Stored records:
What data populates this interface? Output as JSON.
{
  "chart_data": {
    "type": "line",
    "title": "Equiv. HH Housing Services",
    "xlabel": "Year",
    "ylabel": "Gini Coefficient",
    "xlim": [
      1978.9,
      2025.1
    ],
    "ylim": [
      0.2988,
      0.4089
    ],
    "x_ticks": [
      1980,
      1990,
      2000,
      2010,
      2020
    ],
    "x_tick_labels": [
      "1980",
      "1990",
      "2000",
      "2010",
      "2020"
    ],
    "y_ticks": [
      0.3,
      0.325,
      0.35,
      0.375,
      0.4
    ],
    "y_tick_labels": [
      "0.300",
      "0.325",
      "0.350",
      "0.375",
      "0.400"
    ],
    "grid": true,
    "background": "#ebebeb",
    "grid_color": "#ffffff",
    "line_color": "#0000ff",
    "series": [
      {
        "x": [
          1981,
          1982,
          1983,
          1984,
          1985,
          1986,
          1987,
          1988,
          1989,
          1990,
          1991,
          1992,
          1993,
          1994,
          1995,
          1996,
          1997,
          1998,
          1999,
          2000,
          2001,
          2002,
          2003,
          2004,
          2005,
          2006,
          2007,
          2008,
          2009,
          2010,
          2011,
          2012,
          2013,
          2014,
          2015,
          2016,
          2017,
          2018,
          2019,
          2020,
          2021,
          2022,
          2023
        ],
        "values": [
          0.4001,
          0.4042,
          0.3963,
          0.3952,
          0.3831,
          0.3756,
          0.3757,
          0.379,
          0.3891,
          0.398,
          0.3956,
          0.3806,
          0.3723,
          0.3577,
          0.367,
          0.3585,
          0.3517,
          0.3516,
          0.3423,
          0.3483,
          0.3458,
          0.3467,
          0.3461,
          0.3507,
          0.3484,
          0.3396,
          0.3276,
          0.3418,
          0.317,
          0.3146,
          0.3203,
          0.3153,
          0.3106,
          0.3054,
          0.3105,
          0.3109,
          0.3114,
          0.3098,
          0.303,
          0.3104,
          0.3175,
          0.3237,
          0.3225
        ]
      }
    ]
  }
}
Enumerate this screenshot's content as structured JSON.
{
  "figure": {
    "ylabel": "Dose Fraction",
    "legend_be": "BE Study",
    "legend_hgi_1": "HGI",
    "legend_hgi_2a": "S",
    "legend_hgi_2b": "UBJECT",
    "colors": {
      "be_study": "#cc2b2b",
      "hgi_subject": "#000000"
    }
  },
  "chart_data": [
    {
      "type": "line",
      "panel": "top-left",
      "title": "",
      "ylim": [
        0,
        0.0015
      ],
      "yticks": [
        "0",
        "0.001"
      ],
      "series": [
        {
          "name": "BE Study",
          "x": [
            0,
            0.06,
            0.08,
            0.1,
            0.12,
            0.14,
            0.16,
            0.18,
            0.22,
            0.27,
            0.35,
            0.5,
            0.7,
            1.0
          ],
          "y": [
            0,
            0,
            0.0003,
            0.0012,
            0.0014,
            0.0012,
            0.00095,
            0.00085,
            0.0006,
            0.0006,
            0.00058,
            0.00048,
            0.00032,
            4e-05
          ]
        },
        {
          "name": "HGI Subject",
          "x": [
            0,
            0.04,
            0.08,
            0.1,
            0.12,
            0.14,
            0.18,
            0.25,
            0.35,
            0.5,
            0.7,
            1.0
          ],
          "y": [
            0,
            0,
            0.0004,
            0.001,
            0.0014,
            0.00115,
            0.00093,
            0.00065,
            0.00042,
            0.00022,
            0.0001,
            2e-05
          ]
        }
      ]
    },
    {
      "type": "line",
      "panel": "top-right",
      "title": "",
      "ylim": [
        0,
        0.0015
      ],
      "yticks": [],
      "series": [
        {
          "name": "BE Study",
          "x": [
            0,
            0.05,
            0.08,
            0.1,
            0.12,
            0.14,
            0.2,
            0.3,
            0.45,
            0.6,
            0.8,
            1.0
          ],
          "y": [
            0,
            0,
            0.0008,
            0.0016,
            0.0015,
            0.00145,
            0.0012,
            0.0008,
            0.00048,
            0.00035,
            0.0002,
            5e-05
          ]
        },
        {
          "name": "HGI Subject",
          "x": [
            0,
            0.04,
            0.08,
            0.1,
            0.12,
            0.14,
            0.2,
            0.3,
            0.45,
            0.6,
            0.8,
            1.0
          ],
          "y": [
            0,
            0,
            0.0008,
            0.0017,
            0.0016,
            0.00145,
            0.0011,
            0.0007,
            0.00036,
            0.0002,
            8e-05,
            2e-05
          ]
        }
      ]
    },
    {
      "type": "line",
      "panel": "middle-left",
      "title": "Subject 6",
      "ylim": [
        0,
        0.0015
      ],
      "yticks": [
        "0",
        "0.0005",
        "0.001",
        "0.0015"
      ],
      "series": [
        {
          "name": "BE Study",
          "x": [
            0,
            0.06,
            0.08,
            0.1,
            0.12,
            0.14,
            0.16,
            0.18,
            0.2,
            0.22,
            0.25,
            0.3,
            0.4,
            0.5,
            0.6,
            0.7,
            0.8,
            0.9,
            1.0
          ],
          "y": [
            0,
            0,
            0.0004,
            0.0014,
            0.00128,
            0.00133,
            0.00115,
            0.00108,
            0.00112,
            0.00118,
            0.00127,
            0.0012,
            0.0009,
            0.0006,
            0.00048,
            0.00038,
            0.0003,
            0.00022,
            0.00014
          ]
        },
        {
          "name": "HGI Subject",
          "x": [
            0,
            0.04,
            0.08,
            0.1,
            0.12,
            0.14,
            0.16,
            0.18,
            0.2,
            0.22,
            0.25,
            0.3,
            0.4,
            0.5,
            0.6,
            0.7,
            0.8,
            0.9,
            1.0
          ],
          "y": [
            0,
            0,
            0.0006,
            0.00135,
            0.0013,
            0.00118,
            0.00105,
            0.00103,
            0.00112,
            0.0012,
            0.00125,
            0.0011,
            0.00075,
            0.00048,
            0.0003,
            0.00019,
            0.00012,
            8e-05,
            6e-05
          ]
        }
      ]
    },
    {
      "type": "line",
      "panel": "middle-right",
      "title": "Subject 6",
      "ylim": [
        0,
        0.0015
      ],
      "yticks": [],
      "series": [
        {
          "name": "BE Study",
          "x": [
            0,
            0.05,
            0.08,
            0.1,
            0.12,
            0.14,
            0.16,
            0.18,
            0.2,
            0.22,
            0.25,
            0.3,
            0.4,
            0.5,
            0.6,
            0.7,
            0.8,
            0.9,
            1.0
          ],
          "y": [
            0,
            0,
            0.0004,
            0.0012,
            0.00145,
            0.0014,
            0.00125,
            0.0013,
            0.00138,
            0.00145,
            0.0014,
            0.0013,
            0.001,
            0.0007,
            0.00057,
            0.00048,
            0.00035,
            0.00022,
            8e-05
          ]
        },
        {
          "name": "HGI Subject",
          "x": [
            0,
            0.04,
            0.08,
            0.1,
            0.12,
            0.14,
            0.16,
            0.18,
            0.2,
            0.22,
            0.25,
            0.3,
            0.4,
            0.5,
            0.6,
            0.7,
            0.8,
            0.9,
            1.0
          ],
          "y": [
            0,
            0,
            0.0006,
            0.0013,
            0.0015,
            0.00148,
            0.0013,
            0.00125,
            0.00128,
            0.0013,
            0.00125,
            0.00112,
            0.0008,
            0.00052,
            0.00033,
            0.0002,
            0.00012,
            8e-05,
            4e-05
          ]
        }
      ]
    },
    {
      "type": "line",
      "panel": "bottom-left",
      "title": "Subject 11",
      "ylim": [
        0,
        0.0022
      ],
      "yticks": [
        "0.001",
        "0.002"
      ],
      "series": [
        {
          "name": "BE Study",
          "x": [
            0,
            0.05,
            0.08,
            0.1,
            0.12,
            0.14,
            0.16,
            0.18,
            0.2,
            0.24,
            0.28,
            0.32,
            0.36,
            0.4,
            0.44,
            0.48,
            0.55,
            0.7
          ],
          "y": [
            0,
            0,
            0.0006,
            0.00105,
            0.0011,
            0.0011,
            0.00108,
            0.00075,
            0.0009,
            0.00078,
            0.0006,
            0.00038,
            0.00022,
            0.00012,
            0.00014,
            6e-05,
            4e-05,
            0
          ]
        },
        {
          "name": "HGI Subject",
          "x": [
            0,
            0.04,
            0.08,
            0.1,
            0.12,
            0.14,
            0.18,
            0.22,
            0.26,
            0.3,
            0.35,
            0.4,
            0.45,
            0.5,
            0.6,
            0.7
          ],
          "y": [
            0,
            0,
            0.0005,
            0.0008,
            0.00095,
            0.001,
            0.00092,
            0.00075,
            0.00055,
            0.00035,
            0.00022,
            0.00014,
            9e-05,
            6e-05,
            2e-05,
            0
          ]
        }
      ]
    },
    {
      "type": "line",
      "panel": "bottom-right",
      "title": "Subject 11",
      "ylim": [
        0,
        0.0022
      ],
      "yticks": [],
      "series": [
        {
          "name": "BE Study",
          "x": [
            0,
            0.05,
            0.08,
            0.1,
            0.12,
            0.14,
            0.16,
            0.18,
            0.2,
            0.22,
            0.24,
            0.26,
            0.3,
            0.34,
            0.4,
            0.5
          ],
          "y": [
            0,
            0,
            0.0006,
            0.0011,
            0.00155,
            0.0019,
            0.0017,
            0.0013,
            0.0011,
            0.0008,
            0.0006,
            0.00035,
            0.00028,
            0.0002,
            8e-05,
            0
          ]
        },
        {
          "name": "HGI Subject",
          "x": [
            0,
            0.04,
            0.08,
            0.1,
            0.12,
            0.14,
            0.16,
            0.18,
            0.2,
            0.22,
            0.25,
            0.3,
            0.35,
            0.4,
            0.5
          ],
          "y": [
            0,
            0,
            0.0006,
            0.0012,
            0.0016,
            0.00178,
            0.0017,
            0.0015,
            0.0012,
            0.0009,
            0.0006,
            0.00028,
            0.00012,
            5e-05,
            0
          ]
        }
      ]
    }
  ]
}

Instructions to follow:
From the listing, copy each line containing the word "bottom".

Exercise response:
      "panel": "bottom-left",
      "panel": "bottom-right",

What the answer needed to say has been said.